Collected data

┌──

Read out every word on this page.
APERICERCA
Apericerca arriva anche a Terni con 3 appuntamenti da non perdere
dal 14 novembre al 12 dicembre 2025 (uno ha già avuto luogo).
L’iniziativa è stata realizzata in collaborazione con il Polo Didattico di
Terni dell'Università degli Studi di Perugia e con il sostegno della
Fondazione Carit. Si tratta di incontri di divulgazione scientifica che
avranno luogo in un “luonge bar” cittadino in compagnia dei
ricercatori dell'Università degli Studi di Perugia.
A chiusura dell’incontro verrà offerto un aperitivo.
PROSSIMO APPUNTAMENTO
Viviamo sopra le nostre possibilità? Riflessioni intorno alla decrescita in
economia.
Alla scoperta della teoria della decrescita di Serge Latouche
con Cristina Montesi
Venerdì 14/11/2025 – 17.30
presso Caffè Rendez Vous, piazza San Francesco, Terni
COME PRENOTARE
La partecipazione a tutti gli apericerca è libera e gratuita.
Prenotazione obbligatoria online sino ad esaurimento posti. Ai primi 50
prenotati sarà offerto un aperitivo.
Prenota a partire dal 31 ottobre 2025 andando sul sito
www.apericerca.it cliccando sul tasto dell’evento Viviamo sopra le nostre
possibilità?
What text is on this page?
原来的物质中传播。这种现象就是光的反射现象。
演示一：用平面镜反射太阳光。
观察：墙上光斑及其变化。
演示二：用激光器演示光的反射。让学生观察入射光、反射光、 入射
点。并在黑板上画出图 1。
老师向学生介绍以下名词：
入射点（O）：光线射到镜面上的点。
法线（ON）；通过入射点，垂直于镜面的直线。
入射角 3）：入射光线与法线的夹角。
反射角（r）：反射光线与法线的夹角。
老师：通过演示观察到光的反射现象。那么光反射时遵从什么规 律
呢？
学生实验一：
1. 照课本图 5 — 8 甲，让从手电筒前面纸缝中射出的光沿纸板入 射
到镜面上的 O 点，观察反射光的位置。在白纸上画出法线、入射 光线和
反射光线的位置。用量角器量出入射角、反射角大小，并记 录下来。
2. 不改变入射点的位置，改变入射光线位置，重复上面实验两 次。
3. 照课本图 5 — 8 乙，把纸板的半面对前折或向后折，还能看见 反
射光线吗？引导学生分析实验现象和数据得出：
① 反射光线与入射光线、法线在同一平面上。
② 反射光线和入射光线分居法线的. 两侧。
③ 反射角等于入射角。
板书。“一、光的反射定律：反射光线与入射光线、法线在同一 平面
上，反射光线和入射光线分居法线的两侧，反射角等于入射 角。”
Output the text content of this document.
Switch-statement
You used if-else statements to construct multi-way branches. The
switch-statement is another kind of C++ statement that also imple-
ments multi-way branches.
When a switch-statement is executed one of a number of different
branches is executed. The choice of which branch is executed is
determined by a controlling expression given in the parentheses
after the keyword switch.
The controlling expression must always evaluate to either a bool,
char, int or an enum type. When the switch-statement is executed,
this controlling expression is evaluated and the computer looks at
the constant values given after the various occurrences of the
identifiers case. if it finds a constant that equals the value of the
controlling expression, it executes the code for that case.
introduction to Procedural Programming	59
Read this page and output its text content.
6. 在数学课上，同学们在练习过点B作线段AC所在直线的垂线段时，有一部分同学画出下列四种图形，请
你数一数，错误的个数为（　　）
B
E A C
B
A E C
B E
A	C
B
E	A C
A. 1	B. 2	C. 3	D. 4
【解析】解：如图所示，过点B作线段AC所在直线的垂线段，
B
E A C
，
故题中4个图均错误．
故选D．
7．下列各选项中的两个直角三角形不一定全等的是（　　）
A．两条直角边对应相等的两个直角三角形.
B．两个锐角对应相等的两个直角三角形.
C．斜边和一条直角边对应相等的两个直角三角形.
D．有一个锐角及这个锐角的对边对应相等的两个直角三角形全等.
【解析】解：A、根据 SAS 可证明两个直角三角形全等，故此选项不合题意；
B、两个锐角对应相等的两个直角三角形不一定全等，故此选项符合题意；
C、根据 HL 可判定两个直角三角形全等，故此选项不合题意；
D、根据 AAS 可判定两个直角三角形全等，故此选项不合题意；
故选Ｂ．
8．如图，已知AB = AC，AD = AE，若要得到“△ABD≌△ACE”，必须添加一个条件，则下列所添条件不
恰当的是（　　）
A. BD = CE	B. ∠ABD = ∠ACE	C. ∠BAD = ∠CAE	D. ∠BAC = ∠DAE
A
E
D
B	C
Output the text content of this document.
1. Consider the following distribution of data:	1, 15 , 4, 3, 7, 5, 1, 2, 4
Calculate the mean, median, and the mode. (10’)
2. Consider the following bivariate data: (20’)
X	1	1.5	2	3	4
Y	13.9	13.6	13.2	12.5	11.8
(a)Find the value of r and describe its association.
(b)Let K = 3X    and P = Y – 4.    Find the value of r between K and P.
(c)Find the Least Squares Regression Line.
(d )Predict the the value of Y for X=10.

└──

*JOB*
Extract all lines from the material above that include the word "nostre".

*TASK ANSWER*
Viviamo sopra le nostre possibilità? Riflessioni intorno alla decrescita in
www.apericerca.it cliccando sul tasto dell’evento Viviamo sopra le nostre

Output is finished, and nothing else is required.